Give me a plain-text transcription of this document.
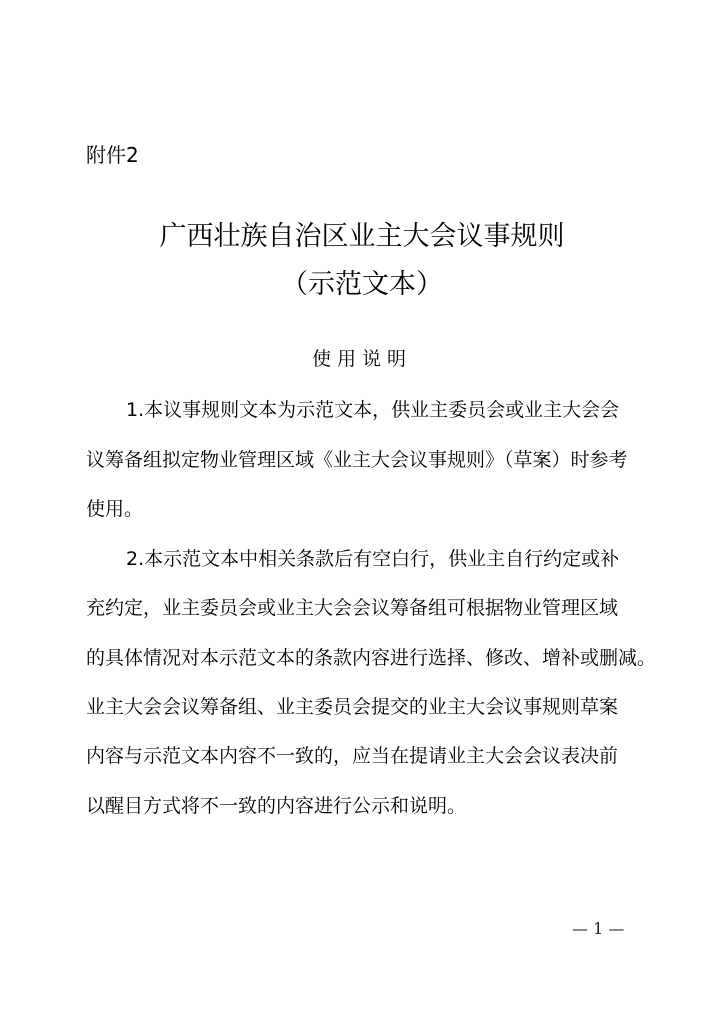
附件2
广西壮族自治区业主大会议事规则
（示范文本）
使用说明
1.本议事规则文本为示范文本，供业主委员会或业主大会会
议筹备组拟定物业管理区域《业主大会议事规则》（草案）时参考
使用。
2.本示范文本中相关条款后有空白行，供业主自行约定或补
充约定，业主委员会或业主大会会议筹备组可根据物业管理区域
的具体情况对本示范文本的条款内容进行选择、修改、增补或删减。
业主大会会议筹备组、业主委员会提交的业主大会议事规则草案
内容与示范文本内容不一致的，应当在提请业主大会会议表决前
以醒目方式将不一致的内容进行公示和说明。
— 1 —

**********

• Given request
Set the entries down again exactly. Do not include the images.

• Expected output
Give me a plain-text transcription of this document.
附件2
广西壮族自治区业主大会议事规则
（示范文本）
使用说明
1.本议事规则文本为示范文本，供业主委员会或业主大会会
议筹备组拟定物业管理区域《业主大会议事规则》（草案）时参考
使用。
2.本示范文本中相关条款后有空白行，供业主自行约定或补
充约定，业主委员会或业主大会会议筹备组可根据物业管理区域
的具体情况对本示范文本的条款内容进行选择、修改、增补或删减。
业主大会会议筹备组、业主委员会提交的业主大会议事规则草案
内容与示范文本内容不一致的，应当在提请业主大会会议表决前
以醒目方式将不一致的内容进行公示和说明。
— 1 —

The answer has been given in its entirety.